Problem to solve. Swap "table-cell" for "table-entry" in the rows from the start of the records through the line containing "table-cell: 取乙组实验后的混合物过滤 <box>169", inclusive, and give those lines again with nothing else changed.

* START The input *

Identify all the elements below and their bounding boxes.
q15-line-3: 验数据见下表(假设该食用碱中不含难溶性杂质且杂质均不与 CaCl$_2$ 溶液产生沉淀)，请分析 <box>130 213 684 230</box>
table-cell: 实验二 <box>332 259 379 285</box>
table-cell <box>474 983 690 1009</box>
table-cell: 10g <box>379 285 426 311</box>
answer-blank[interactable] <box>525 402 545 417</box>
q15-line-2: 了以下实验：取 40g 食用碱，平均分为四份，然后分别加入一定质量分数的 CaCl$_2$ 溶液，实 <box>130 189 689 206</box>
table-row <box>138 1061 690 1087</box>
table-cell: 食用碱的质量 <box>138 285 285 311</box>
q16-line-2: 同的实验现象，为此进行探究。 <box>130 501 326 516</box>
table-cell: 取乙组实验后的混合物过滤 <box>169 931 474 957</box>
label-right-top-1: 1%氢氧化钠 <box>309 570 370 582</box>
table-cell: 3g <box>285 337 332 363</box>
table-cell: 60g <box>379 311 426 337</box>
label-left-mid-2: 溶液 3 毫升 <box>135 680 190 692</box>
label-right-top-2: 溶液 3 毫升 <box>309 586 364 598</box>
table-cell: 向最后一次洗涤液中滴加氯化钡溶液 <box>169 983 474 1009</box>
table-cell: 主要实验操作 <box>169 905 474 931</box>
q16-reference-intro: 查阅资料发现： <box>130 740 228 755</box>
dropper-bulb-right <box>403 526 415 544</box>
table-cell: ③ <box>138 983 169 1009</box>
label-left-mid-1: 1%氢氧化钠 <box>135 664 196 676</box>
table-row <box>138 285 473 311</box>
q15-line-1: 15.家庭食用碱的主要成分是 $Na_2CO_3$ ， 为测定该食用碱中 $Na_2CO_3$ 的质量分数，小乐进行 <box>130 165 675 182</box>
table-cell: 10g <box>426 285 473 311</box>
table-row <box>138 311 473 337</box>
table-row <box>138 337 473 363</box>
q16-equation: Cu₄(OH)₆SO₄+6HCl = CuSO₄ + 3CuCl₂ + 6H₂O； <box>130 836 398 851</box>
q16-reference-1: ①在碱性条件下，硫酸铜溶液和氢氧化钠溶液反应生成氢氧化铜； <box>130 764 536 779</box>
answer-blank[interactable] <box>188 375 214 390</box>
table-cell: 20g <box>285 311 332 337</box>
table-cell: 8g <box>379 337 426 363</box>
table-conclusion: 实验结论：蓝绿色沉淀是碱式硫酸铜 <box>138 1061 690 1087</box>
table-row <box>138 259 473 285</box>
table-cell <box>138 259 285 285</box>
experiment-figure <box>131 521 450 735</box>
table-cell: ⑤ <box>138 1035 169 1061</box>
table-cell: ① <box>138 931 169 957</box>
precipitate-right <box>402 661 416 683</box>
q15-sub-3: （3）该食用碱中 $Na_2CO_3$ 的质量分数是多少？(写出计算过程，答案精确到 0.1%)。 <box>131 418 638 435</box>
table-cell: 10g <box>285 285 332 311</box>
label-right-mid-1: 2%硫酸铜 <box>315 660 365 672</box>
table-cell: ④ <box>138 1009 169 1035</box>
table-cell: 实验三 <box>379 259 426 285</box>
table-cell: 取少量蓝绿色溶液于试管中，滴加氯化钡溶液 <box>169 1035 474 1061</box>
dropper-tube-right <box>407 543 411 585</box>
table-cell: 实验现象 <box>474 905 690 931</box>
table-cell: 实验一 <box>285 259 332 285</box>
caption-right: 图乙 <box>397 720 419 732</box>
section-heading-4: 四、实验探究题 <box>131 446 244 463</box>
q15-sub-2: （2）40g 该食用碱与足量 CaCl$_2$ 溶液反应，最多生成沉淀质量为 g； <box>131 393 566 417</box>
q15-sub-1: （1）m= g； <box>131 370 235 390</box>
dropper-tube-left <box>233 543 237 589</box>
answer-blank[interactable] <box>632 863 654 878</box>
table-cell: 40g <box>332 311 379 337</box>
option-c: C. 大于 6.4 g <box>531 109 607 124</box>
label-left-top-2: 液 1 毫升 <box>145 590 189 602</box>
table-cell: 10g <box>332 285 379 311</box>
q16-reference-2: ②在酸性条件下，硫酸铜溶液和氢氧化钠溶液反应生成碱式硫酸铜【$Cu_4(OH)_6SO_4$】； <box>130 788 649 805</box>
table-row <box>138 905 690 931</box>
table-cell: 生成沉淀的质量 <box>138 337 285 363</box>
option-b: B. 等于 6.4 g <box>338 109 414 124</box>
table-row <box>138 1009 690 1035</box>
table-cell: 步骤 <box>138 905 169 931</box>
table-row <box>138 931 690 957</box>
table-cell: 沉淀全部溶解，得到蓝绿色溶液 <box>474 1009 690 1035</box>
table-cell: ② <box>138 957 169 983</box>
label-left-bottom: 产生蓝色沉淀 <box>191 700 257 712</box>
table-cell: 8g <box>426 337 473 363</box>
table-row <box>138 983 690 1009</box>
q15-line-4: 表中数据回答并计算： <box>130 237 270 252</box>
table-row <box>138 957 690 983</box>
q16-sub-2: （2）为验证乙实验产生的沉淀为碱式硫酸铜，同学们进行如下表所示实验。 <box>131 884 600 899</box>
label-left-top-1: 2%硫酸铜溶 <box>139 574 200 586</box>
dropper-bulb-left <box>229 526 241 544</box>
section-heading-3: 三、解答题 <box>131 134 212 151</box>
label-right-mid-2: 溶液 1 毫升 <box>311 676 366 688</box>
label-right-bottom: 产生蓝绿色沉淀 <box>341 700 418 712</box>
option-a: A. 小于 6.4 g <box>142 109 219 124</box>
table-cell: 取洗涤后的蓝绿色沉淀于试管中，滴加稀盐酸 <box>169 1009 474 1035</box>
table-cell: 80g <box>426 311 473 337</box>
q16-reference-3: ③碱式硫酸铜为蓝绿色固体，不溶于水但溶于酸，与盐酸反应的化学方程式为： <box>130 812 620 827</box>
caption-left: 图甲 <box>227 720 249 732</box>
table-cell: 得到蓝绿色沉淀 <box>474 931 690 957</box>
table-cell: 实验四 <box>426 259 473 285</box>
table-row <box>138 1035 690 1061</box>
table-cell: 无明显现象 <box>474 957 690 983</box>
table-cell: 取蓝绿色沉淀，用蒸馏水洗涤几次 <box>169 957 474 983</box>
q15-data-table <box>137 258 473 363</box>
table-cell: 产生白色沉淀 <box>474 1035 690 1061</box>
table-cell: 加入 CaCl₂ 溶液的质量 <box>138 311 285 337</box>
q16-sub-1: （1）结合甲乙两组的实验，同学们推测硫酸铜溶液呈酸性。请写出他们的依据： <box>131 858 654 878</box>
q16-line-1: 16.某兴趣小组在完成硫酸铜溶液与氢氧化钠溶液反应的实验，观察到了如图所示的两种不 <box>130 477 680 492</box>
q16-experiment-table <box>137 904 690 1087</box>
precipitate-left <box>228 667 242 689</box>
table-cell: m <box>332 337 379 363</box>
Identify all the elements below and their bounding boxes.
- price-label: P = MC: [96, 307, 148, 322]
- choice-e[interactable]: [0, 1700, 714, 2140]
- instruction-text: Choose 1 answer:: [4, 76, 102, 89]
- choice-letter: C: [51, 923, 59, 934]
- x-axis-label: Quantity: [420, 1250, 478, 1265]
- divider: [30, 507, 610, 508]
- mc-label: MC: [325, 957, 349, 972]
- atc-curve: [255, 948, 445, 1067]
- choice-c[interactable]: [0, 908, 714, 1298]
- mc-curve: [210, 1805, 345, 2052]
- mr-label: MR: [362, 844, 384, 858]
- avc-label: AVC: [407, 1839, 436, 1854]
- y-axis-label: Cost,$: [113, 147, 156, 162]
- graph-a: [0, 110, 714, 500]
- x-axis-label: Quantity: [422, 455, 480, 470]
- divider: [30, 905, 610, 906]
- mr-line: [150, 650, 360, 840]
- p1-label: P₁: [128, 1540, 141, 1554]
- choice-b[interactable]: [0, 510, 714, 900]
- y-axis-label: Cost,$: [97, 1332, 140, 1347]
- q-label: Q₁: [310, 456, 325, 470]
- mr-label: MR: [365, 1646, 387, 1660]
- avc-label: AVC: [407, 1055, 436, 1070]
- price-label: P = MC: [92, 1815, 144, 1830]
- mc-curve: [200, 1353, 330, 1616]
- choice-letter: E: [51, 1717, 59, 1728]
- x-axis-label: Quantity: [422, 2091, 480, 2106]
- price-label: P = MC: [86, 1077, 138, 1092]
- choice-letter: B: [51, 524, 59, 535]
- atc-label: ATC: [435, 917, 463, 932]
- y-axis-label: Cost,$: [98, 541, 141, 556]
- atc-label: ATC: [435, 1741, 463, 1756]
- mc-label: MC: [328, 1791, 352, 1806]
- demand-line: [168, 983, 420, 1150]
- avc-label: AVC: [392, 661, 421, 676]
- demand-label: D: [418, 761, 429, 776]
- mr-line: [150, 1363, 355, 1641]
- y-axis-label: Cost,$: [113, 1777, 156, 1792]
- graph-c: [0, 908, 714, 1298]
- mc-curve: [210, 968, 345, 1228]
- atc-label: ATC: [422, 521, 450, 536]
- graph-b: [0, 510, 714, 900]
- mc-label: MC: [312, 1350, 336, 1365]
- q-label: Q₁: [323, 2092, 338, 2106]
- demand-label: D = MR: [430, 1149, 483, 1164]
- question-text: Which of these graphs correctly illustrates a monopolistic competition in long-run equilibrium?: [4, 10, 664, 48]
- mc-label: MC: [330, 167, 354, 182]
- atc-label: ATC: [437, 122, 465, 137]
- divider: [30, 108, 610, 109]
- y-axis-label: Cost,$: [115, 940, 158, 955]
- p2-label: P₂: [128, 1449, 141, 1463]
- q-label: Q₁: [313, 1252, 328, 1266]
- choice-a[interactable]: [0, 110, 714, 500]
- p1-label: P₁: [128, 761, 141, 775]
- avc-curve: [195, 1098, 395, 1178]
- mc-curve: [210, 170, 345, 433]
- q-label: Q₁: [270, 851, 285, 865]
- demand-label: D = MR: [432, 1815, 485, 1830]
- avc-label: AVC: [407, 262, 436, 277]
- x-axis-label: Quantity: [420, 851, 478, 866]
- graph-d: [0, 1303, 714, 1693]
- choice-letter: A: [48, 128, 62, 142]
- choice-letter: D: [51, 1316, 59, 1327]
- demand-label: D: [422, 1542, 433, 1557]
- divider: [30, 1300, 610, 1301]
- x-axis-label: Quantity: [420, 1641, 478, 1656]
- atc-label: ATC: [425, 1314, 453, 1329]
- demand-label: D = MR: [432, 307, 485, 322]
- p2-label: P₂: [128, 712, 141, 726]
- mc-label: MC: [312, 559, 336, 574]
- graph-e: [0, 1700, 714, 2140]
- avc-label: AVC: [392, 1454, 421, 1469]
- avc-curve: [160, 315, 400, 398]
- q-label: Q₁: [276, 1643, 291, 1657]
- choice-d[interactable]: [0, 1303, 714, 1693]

* END The input *

Answer for the task.
Identify all the elements below and their bounding boxes.
q15-line-3: 验数据见下表(假设该食用碱中不含难溶性杂质且杂质均不与 CaCl$_2$ 溶液产生沉淀)，请分析 <box>130 213 684 230</box>
table-entry: 实验二 <box>332 259 379 285</box>
table-entry <box>474 983 690 1009</box>
table-entry: 10g <box>379 285 426 311</box>
answer-blank[interactable] <box>525 402 545 417</box>
q15-line-2: 了以下实验：取 40g 食用碱，平均分为四份，然后分别加入一定质量分数的 CaCl$_2$ 溶液，实 <box>130 189 689 206</box>
table-row <box>138 1061 690 1087</box>
table-entry: 食用碱的质量 <box>138 285 285 311</box>
q16-line-2: 同的实验现象，为此进行探究。 <box>130 501 326 516</box>
table-entry: 取乙组实验后的混合物过滤 <box>169 931 474 957</box>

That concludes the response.